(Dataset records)
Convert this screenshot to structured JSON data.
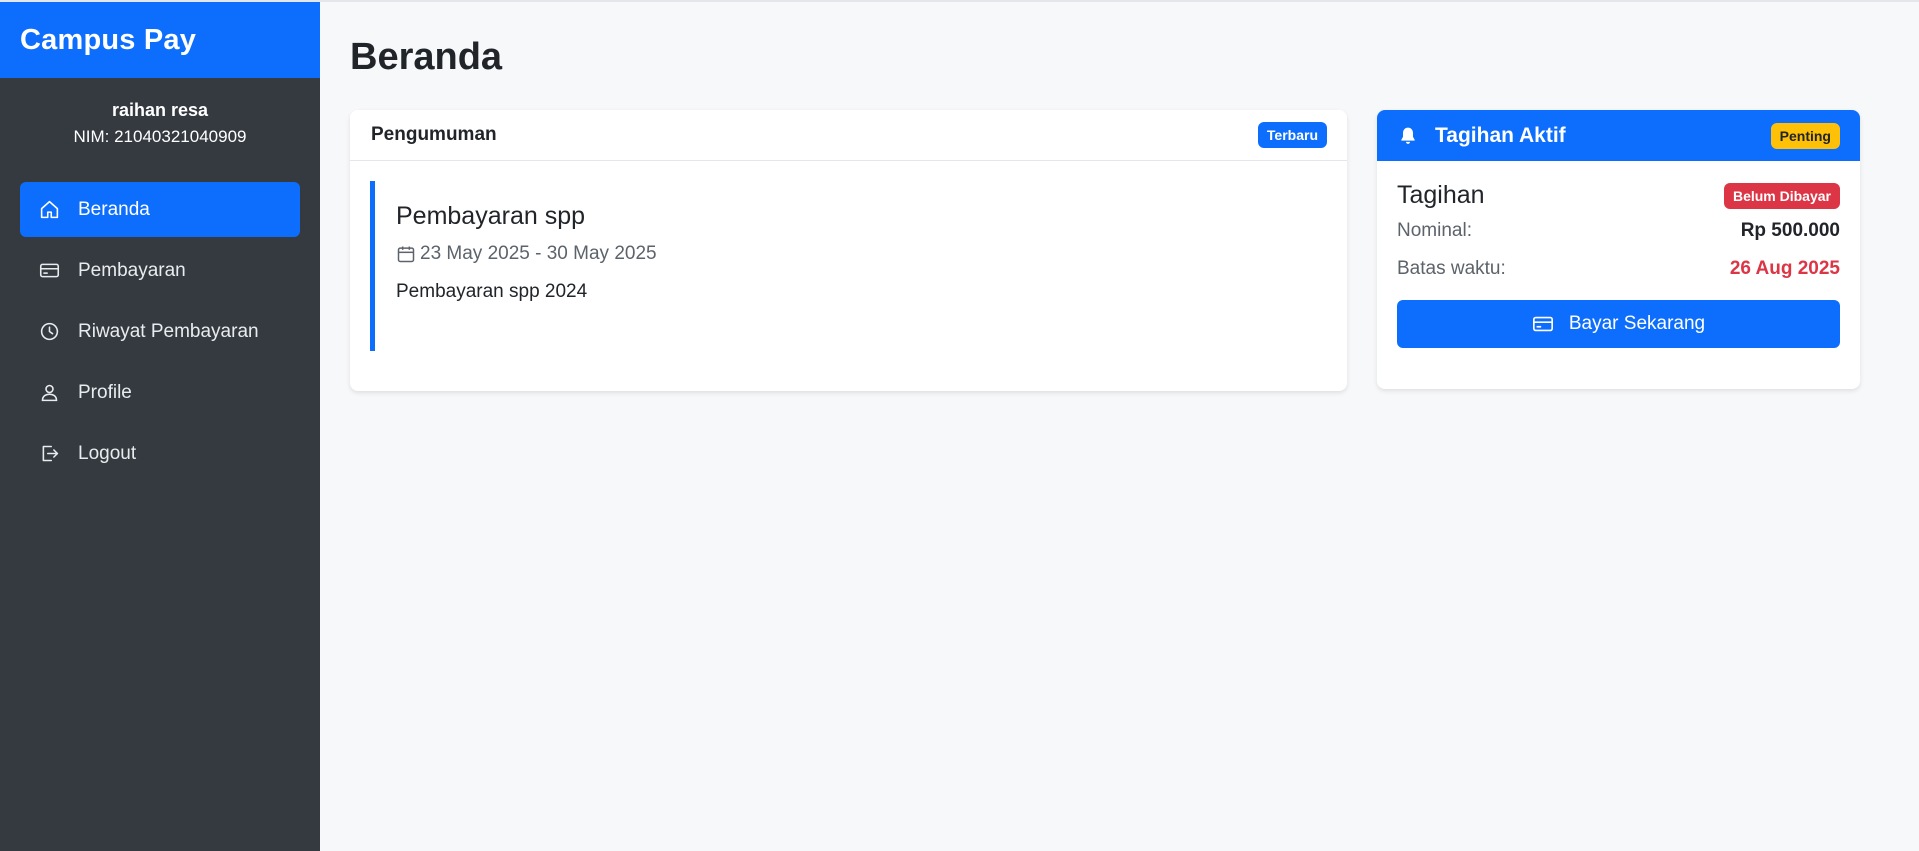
{
  "app": {
    "brand": "Campus Pay"
  },
  "user": {
    "name": "raihan resa",
    "nim": "NIM: 21040321040909"
  },
  "nav": {
    "items": [
      {
        "label": "Beranda",
        "icon": "home-icon",
        "active": true
      },
      {
        "label": "Pembayaran",
        "icon": "credit-card-icon",
        "active": false
      },
      {
        "label": "Riwayat Pembayaran",
        "icon": "clock-icon",
        "active": false
      },
      {
        "label": "Profile",
        "icon": "user-icon",
        "active": false
      },
      {
        "label": "Logout",
        "icon": "logout-icon",
        "active": false
      }
    ]
  },
  "page": {
    "title": "Beranda"
  },
  "announcements": {
    "header": "Pengumuman",
    "badge": "Terbaru",
    "item": {
      "title": "Pembayaran spp",
      "date": "23 May 2025 - 30 May 2025",
      "description": "Pembayaran spp 2024"
    }
  },
  "bill": {
    "header": "Tagihan Aktif",
    "badge": "Penting",
    "name": "Tagihan",
    "status": "Belum Dibayar",
    "nominal_label": "Nominal:",
    "nominal_value": "Rp 500.000",
    "deadline_label": "Batas waktu:",
    "deadline_value": "26 Aug 2025",
    "pay_button": "Bayar Sekarang"
  },
  "colors": {
    "primary": "#0d6efd",
    "sidebar": "#343a40",
    "danger": "#dc3545",
    "warning": "#ffc107",
    "background": "#f7f8fa"
  }
}
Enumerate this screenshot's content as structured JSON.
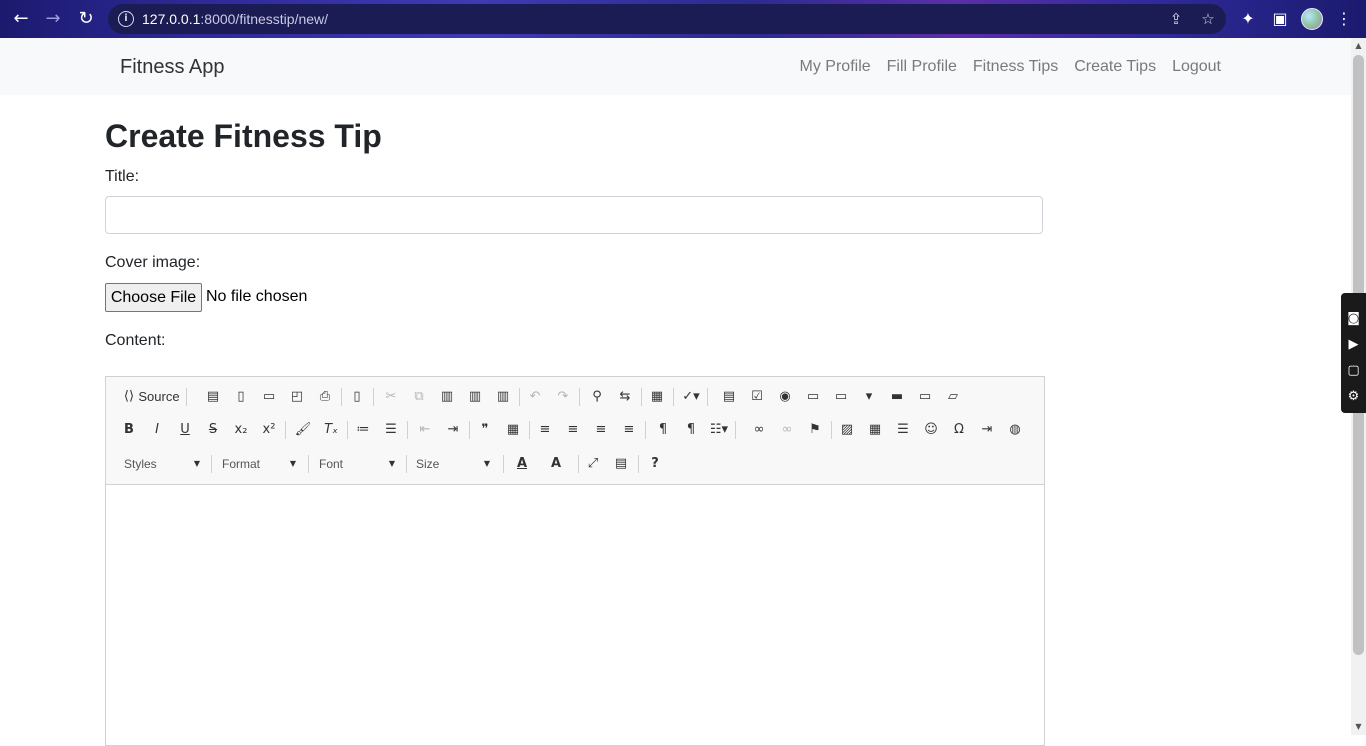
{
  "browser": {
    "url_host": "127.0.0.1",
    "url_rest": ":8000/fitnesstip/new/",
    "back_icon": "←",
    "forward_icon": "→",
    "reload_icon": "↻",
    "info_icon": "i",
    "share_icon": "⇪",
    "bookmark_icon": "☆",
    "extensions_icon": "✦",
    "sidepanel_icon": "▣",
    "menu_icon": "⋮"
  },
  "navbar": {
    "brand": "Fitness App",
    "links": [
      "My Profile",
      "Fill Profile",
      "Fitness Tips",
      "Create Tips",
      "Logout"
    ]
  },
  "form": {
    "heading": "Create Fitness Tip",
    "title_label": "Title:",
    "title_value": "",
    "cover_label": "Cover image:",
    "choose_file_label": "Choose File",
    "file_status": "No file chosen",
    "content_label": "Content:"
  },
  "editor": {
    "source_label": "Source",
    "source_icon": "⟨⟩",
    "row1": [
      {
        "name": "save-icon",
        "g": "▤"
      },
      {
        "name": "new-page-icon",
        "g": "▯"
      },
      {
        "name": "export-pdf-icon",
        "g": "▭"
      },
      {
        "name": "preview-icon",
        "g": "◰"
      },
      {
        "name": "print-icon",
        "g": "⎙"
      },
      {
        "name": "templates-icon",
        "g": "▯"
      },
      {
        "name": "cut-icon",
        "g": "✂",
        "dis": true
      },
      {
        "name": "copy-icon",
        "g": "⧉",
        "dis": true
      },
      {
        "name": "paste-icon",
        "g": "▥"
      },
      {
        "name": "paste-text-icon",
        "g": "▥"
      },
      {
        "name": "paste-word-icon",
        "g": "▥"
      },
      {
        "name": "undo-icon",
        "g": "↶",
        "dis": true
      },
      {
        "name": "redo-icon",
        "g": "↷",
        "dis": true
      },
      {
        "name": "find-icon",
        "g": "⚲"
      },
      {
        "name": "replace-icon",
        "g": "⇆"
      },
      {
        "name": "select-all-icon",
        "g": "▦"
      },
      {
        "name": "spellcheck-icon",
        "g": "✓▾"
      },
      {
        "name": "form-icon",
        "g": "▤"
      },
      {
        "name": "checkbox-icon",
        "g": "☑"
      },
      {
        "name": "radio-icon",
        "g": "◉"
      },
      {
        "name": "textfield-icon",
        "g": "▭"
      },
      {
        "name": "textarea-icon",
        "g": "▭"
      },
      {
        "name": "select-icon",
        "g": "▾"
      },
      {
        "name": "button-icon",
        "g": "▬"
      },
      {
        "name": "image-button-icon",
        "g": "▭"
      },
      {
        "name": "hidden-field-icon",
        "g": "▱"
      }
    ],
    "row2": [
      {
        "name": "bold-icon",
        "g": "B"
      },
      {
        "name": "italic-icon",
        "g": "I"
      },
      {
        "name": "underline-icon",
        "g": "U"
      },
      {
        "name": "strike-icon",
        "g": "S"
      },
      {
        "name": "subscript-icon",
        "g": "x₂"
      },
      {
        "name": "superscript-icon",
        "g": "x²"
      },
      {
        "name": "copy-format-icon",
        "g": "🖌"
      },
      {
        "name": "remove-format-icon",
        "g": "Tₓ"
      },
      {
        "name": "numbered-list-icon",
        "g": "≔"
      },
      {
        "name": "bulleted-list-icon",
        "g": "☰"
      },
      {
        "name": "outdent-icon",
        "g": "⇤",
        "dis": true
      },
      {
        "name": "indent-icon",
        "g": "⇥"
      },
      {
        "name": "blockquote-icon",
        "g": "❞"
      },
      {
        "name": "div-icon",
        "g": "▦"
      },
      {
        "name": "align-left-icon",
        "g": "≡"
      },
      {
        "name": "align-center-icon",
        "g": "≡"
      },
      {
        "name": "align-right-icon",
        "g": "≡"
      },
      {
        "name": "justify-icon",
        "g": "≡"
      },
      {
        "name": "ltr-icon",
        "g": "¶"
      },
      {
        "name": "rtl-icon",
        "g": "¶"
      },
      {
        "name": "language-icon",
        "g": "☷▾"
      },
      {
        "name": "link-icon",
        "g": "∞"
      },
      {
        "name": "unlink-icon",
        "g": "∞",
        "dis": true
      },
      {
        "name": "anchor-icon",
        "g": "⚑"
      },
      {
        "name": "image-icon",
        "g": "▨"
      },
      {
        "name": "table-icon",
        "g": "▦"
      },
      {
        "name": "horizontal-line-icon",
        "g": "☰"
      },
      {
        "name": "smiley-icon",
        "g": "☺"
      },
      {
        "name": "special-char-icon",
        "g": "Ω"
      },
      {
        "name": "page-break-icon",
        "g": "⇥"
      },
      {
        "name": "iframe-icon",
        "g": "◍"
      }
    ],
    "combos": [
      "Styles",
      "Format",
      "Font",
      "Size"
    ],
    "text_color_icon": "A",
    "bg_color_icon": "A",
    "maximize_icon": "⤢",
    "show_blocks_icon": "▤",
    "about_icon": "?"
  },
  "recorder": {
    "camera_icon": "◙",
    "video_icon": "▶",
    "window_icon": "▢",
    "settings_icon": "⚙"
  },
  "scrollbar": {
    "up_icon": "▲",
    "down_icon": "▼"
  }
}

* [INSTRUCTION]
In the lines above, locate the string "Pembayaran". Copy every line where it occurs.

* [COMPLETED EXERCISE]
        "label": "Pembayaran",
        "label": "Riwayat Pembayaran",
      "title": "Pembayaran spp",
      "description": "Pembayaran spp 2024"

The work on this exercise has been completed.